**What you need to do**
Copy every line that contains the string "ishlash" from the entries below.

**Data**
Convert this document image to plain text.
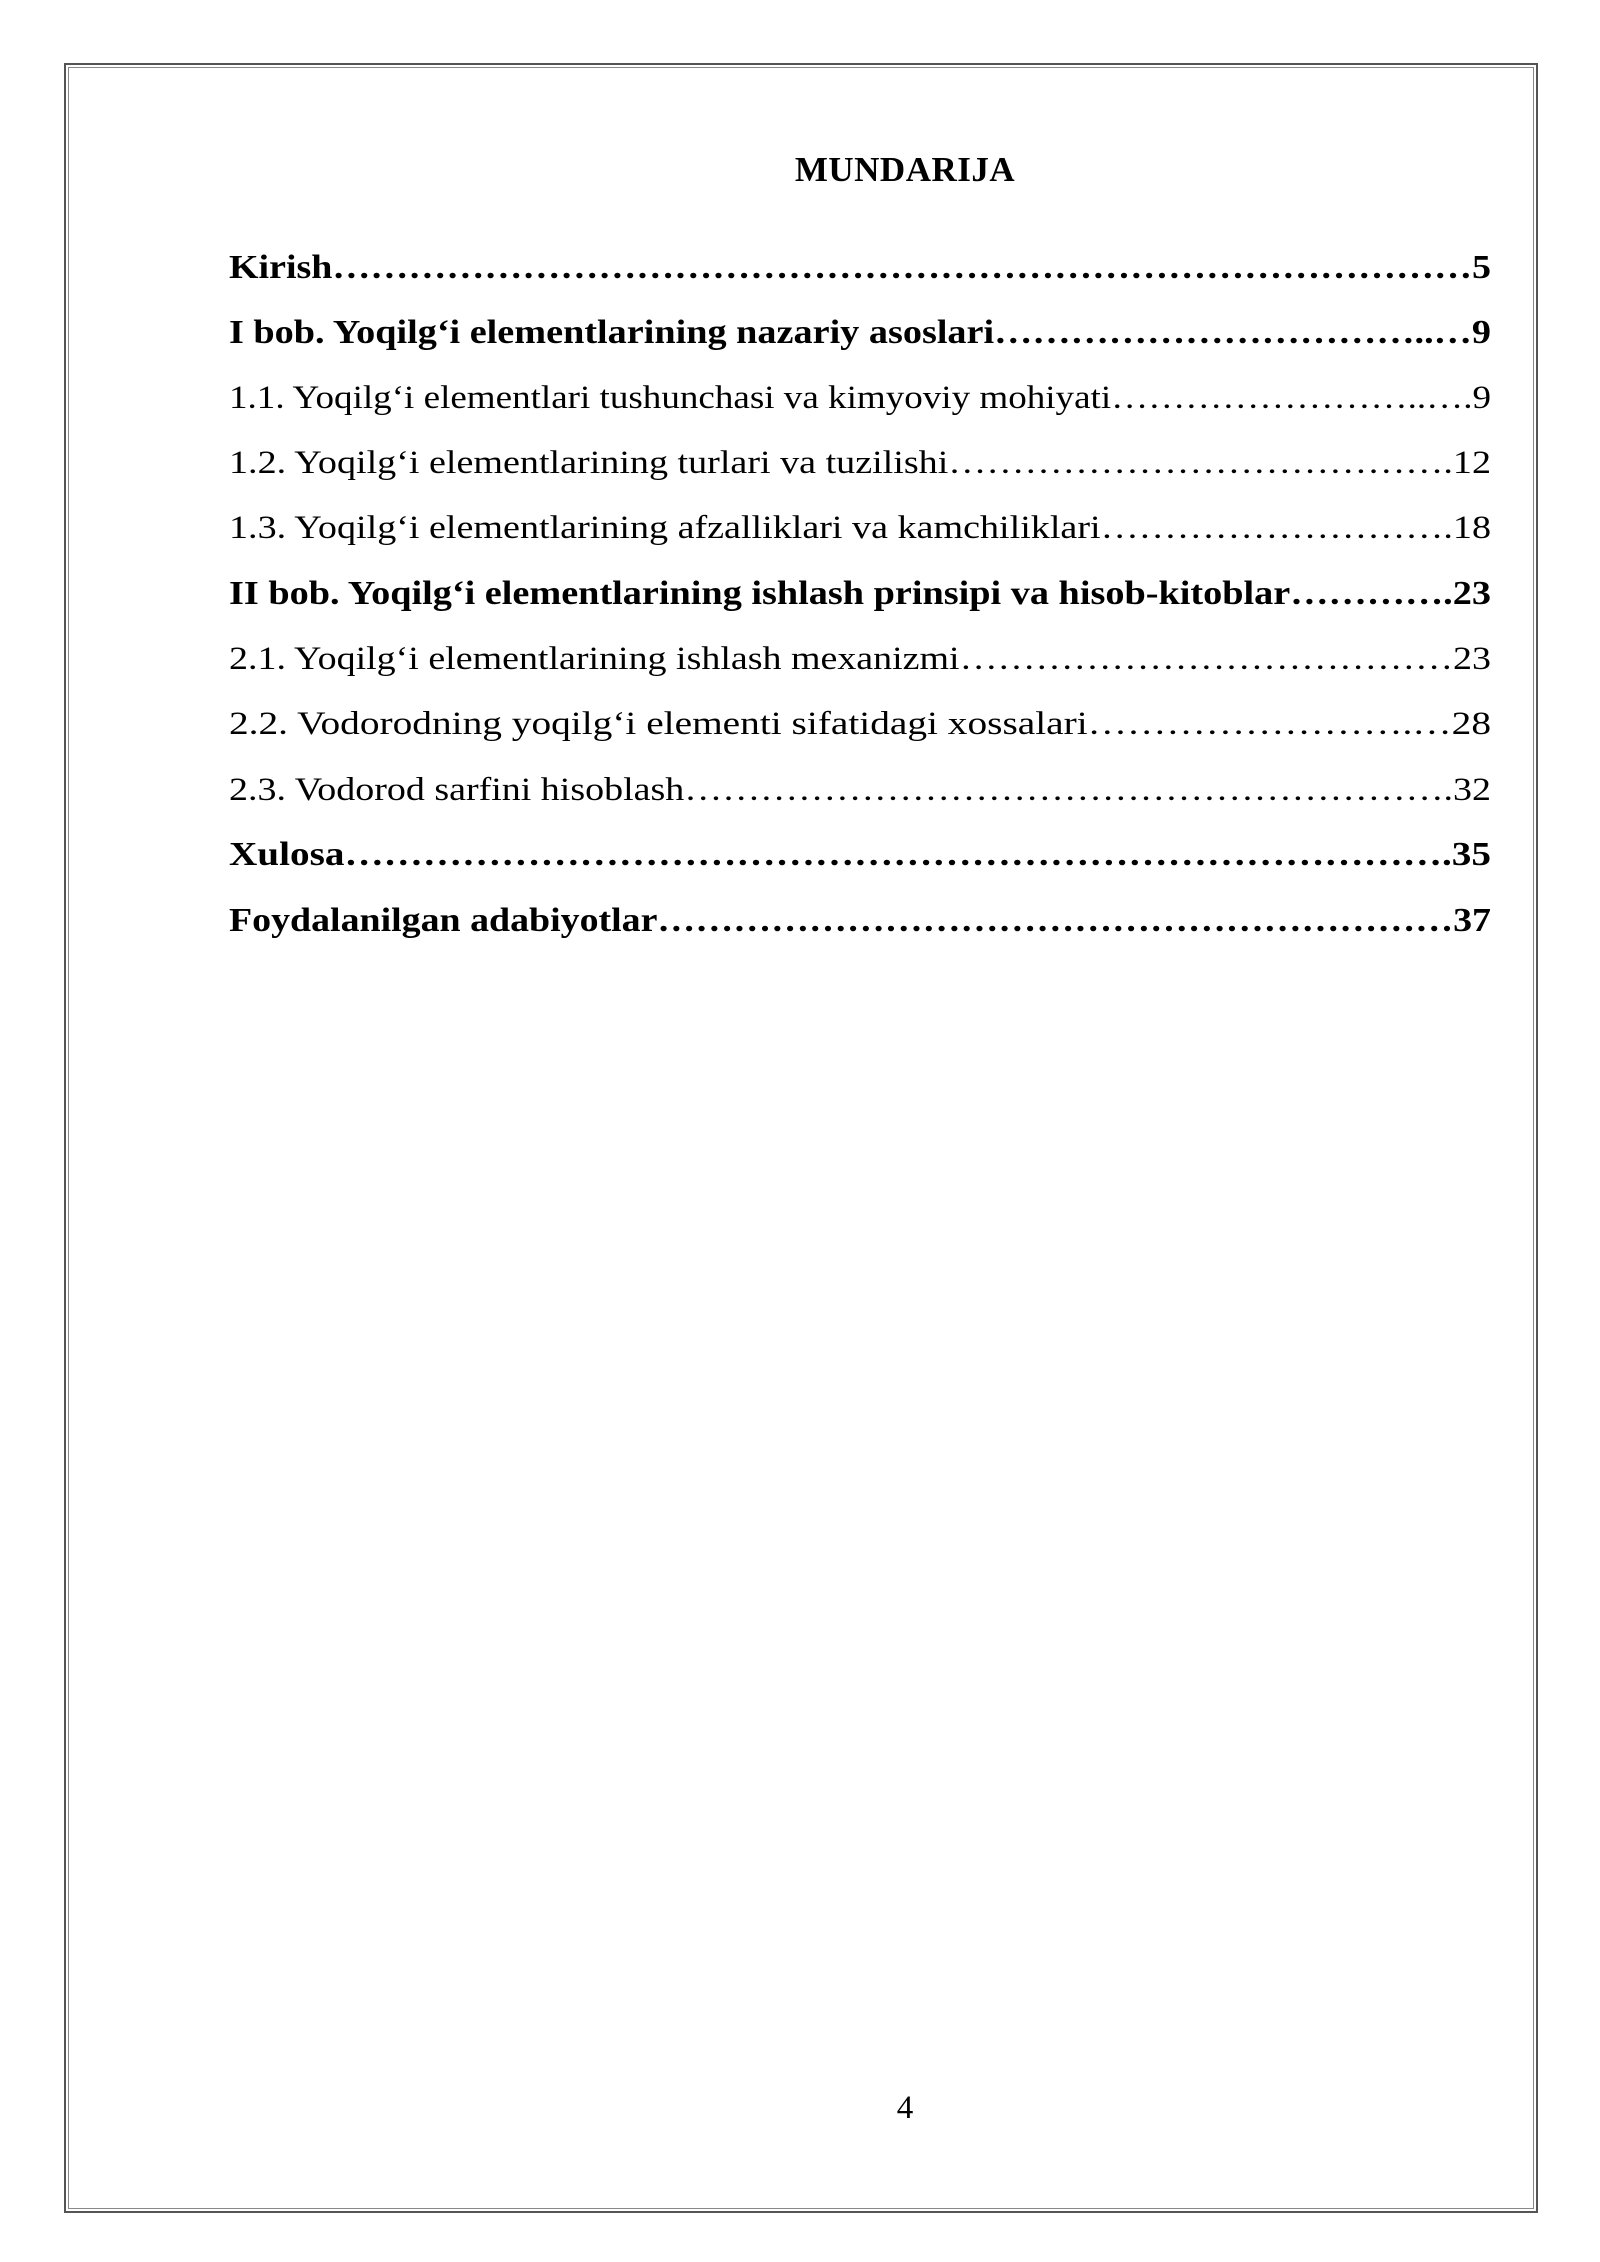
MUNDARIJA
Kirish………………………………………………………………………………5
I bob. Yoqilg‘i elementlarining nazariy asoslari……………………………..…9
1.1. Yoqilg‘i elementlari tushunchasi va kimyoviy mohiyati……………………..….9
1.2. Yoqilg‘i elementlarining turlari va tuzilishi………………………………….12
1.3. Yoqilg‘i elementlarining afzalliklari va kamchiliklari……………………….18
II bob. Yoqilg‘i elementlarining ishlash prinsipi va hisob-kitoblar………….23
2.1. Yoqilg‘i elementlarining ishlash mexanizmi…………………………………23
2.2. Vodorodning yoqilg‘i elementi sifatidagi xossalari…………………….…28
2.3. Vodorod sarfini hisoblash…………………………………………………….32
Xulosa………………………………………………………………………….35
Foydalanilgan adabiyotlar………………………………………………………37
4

...

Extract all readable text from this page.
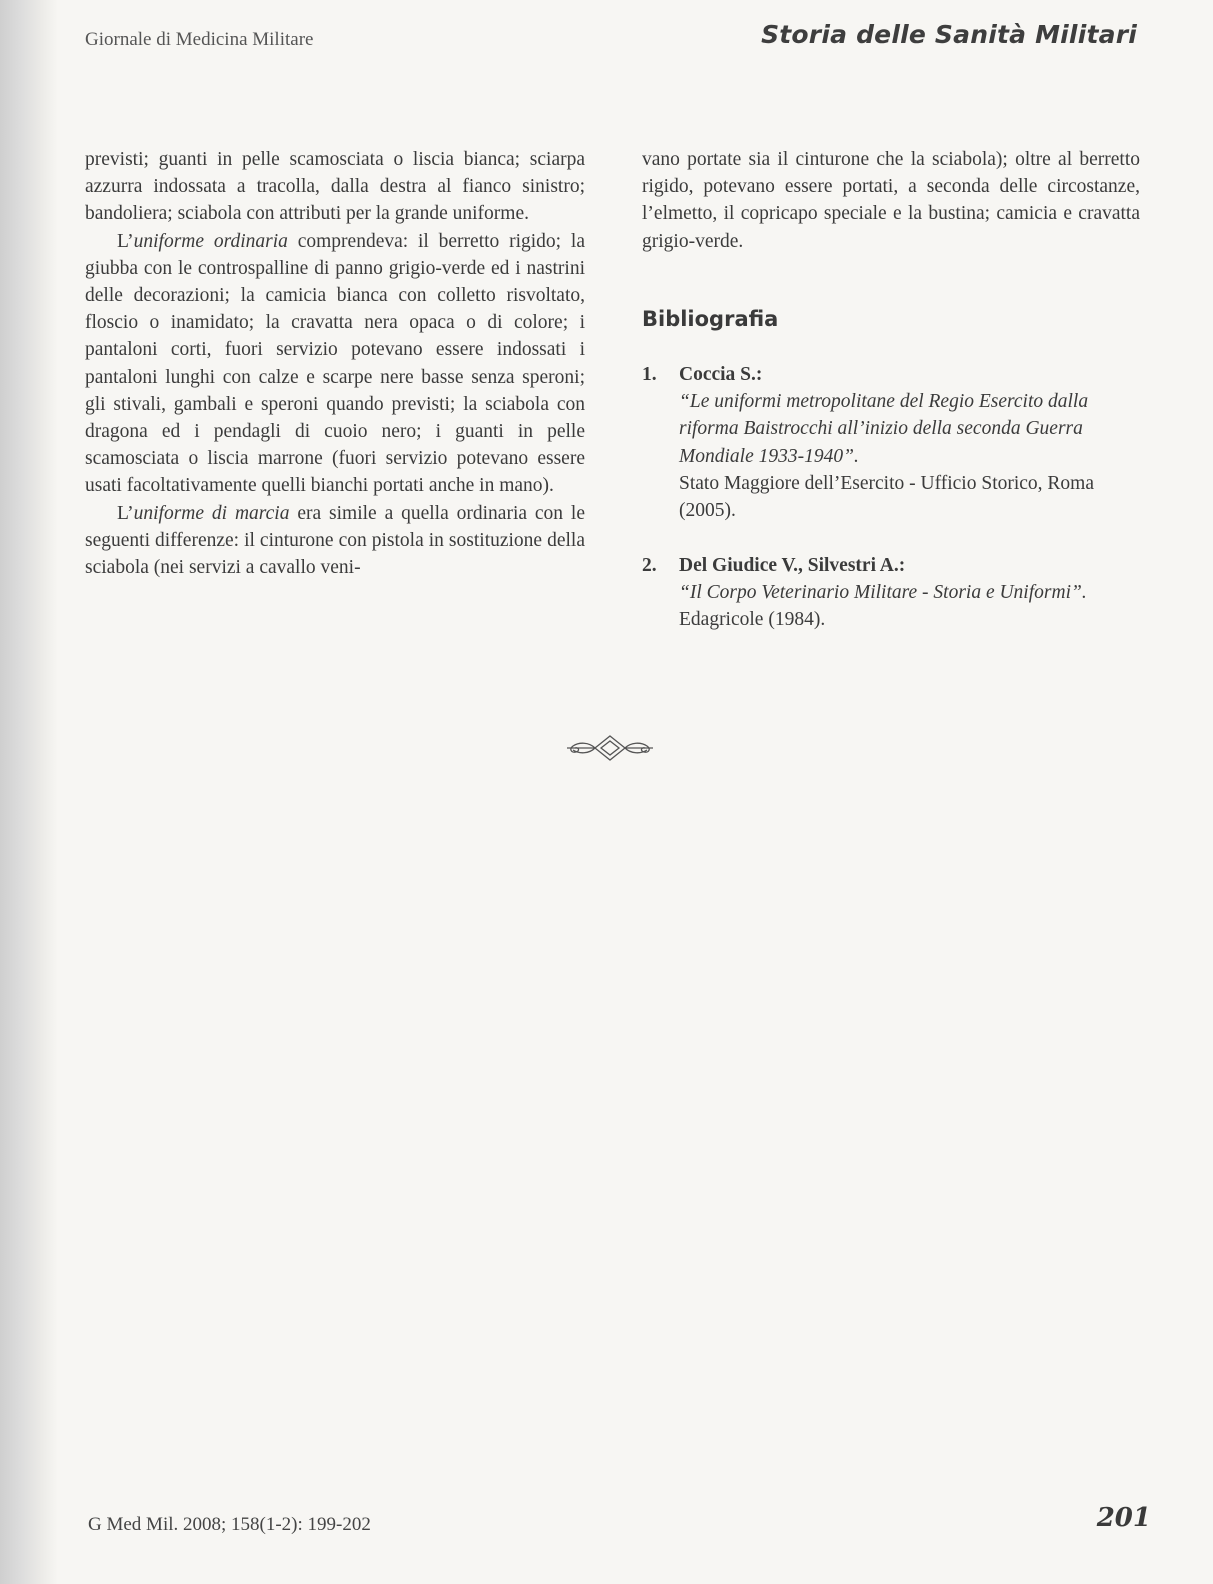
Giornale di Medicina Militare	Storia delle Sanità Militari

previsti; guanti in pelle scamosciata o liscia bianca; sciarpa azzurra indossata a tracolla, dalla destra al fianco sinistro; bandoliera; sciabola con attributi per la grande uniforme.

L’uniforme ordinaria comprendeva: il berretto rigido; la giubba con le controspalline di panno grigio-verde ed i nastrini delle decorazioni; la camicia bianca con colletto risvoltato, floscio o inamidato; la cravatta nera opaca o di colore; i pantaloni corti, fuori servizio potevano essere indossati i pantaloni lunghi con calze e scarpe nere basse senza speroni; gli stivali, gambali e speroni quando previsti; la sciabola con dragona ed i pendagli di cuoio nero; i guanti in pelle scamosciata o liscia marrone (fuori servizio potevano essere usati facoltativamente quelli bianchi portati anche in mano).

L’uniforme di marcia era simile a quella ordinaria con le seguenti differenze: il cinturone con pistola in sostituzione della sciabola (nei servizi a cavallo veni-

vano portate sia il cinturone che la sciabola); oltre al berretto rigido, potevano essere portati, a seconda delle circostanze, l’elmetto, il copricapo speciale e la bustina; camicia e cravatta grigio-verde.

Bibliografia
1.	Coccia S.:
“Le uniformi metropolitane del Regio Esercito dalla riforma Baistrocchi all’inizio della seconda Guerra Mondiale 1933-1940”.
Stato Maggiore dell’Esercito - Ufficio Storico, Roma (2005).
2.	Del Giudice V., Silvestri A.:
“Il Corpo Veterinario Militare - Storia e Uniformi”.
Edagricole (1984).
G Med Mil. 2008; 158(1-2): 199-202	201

**Problem solution**
II bob. Yoqilg‘i elementlarining ishlash prinsipi va hisob-kitoblar………….23
2.1. Yoqilg‘i elementlarining ishlash mexanizmi…………………………………23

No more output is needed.